[Recorded data]
____________
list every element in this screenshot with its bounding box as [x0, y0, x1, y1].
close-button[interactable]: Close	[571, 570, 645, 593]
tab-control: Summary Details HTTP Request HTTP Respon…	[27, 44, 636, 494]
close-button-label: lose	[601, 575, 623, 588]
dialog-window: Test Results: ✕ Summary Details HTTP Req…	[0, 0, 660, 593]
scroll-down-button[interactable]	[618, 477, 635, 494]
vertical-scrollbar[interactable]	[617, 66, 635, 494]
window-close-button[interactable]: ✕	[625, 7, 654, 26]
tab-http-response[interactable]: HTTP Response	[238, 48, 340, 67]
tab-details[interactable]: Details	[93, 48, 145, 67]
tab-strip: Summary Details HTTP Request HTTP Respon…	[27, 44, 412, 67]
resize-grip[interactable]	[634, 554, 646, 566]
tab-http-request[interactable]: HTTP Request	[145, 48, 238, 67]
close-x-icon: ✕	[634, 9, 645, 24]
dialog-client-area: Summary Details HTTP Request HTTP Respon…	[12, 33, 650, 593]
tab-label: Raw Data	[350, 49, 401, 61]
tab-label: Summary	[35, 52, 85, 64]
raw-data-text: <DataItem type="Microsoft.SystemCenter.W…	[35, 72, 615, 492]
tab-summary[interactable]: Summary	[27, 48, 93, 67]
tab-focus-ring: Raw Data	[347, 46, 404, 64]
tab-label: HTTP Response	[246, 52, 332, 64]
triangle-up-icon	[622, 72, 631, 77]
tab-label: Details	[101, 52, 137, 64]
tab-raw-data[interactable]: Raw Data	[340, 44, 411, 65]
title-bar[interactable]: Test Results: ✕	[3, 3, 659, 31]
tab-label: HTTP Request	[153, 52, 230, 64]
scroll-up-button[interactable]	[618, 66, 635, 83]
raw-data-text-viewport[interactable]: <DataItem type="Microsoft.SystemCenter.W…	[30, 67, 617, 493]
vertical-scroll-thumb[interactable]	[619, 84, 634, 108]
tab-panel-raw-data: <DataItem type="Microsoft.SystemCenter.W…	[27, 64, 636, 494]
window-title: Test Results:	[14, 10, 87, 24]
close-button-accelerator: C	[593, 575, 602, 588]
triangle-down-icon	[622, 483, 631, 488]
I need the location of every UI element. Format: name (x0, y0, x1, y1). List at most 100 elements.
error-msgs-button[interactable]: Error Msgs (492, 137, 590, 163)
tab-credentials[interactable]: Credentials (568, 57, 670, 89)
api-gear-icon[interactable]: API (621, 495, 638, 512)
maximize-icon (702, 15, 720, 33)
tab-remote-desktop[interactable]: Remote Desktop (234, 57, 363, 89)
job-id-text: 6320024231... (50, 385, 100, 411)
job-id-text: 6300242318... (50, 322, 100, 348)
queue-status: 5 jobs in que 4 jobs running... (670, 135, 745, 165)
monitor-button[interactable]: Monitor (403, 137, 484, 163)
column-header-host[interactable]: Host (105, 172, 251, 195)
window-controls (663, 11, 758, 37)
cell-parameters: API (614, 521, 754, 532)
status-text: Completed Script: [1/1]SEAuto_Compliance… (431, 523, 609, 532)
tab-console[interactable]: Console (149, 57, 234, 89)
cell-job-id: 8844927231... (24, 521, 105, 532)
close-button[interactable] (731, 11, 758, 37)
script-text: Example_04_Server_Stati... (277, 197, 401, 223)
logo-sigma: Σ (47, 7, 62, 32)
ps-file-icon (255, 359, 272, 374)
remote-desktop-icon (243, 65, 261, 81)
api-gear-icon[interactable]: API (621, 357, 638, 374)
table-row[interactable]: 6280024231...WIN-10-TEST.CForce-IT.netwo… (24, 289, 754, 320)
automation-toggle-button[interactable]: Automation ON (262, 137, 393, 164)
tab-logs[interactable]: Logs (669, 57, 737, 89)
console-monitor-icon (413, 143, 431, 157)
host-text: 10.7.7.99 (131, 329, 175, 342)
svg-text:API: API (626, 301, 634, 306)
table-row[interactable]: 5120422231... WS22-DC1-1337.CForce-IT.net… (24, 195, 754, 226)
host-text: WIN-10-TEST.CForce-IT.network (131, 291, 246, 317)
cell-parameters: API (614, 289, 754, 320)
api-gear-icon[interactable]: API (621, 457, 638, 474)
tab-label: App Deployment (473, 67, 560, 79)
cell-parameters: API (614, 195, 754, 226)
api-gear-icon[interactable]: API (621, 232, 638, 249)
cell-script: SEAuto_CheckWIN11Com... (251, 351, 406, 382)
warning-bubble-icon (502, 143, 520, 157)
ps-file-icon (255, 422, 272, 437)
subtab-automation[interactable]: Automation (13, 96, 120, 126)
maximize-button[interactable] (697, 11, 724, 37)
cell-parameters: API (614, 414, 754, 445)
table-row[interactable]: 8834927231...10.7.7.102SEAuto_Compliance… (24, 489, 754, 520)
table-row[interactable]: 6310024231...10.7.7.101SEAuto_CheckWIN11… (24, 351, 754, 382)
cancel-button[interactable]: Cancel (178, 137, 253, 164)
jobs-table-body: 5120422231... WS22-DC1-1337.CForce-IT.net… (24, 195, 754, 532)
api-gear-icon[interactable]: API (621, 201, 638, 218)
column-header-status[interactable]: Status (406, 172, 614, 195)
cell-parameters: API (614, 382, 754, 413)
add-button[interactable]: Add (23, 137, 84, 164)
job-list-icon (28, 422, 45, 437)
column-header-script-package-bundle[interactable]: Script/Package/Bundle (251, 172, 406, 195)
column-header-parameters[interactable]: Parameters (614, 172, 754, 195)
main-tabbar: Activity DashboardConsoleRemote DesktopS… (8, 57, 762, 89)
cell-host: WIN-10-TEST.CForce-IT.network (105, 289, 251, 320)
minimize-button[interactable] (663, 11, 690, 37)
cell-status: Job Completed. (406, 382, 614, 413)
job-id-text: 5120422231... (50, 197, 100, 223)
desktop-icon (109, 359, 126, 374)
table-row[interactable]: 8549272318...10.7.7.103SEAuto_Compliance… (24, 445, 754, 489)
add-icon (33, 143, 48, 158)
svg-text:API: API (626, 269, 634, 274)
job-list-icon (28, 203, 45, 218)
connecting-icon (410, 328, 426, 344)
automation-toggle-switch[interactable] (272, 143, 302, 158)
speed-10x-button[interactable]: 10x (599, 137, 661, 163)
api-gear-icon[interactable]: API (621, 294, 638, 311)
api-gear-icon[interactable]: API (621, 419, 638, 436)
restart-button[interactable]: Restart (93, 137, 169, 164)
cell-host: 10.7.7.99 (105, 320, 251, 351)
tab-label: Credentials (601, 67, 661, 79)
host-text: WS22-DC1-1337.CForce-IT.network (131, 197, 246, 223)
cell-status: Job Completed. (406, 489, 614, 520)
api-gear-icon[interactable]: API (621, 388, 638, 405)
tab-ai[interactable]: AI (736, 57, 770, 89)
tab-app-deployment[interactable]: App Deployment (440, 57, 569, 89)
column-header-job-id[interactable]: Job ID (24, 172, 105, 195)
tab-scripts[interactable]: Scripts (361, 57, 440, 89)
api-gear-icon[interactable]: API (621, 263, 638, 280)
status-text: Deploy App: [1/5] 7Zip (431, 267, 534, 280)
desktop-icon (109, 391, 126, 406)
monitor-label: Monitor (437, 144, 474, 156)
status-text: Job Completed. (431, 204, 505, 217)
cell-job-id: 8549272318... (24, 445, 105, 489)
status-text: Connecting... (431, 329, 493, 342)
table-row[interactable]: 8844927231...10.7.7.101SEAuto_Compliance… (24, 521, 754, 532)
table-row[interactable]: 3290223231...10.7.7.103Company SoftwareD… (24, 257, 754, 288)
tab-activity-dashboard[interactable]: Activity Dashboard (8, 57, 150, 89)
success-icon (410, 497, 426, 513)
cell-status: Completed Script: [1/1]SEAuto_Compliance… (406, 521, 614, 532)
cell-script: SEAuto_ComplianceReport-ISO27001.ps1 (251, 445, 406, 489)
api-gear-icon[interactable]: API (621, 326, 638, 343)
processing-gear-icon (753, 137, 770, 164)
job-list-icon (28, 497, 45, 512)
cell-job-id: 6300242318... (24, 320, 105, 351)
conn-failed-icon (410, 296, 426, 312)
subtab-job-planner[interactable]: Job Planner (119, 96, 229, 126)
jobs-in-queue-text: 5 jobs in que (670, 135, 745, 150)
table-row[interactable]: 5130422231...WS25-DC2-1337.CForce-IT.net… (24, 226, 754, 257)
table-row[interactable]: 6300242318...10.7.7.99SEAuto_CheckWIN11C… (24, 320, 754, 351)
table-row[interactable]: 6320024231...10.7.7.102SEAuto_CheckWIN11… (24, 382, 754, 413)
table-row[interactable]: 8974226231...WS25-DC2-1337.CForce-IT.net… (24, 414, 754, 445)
____________
Repeat the records word for word, from their first line through the line containing "84, 634, 108]", including both.

Problem solution:
list every element in this screenshot with its bounding box as [x0, y0, x1, y1].
close-button[interactable]: Close	[571, 570, 645, 593]
tab-control: Summary Details HTTP Request HTTP Respon…	[27, 44, 636, 494]
close-button-label: lose	[601, 575, 623, 588]
dialog-window: Test Results: ✕ Summary Details HTTP Req…	[0, 0, 660, 593]
scroll-down-button[interactable]	[618, 477, 635, 494]
vertical-scrollbar[interactable]	[617, 66, 635, 494]
window-close-button[interactable]: ✕	[625, 7, 654, 26]
tab-http-response[interactable]: HTTP Response	[238, 48, 340, 67]
tab-details[interactable]: Details	[93, 48, 145, 67]
tab-strip: Summary Details HTTP Request HTTP Respon…	[27, 44, 412, 67]
resize-grip[interactable]	[634, 554, 646, 566]
tab-http-request[interactable]: HTTP Request	[145, 48, 238, 67]
close-x-icon: ✕	[634, 9, 645, 24]
dialog-client-area: Summary Details HTTP Request HTTP Respon…	[12, 33, 650, 593]
tab-label: Raw Data	[350, 49, 401, 61]
tab-label: Summary	[35, 52, 85, 64]
raw-data-text: <DataItem type="Microsoft.SystemCenter.W…	[35, 72, 615, 492]
tab-summary[interactable]: Summary	[27, 48, 93, 67]
tab-focus-ring: Raw Data	[347, 46, 404, 64]
tab-label: HTTP Response	[246, 52, 332, 64]
triangle-up-icon	[622, 72, 631, 77]
tab-label: Details	[101, 52, 137, 64]
tab-raw-data[interactable]: Raw Data	[340, 44, 411, 65]
title-bar[interactable]: Test Results: ✕	[3, 3, 659, 31]
tab-label: HTTP Request	[153, 52, 230, 64]
scroll-up-button[interactable]	[618, 66, 635, 83]
raw-data-text-viewport[interactable]: <DataItem type="Microsoft.SystemCenter.W…	[30, 67, 617, 493]
vertical-scroll-thumb[interactable]	[619, 84, 634, 108]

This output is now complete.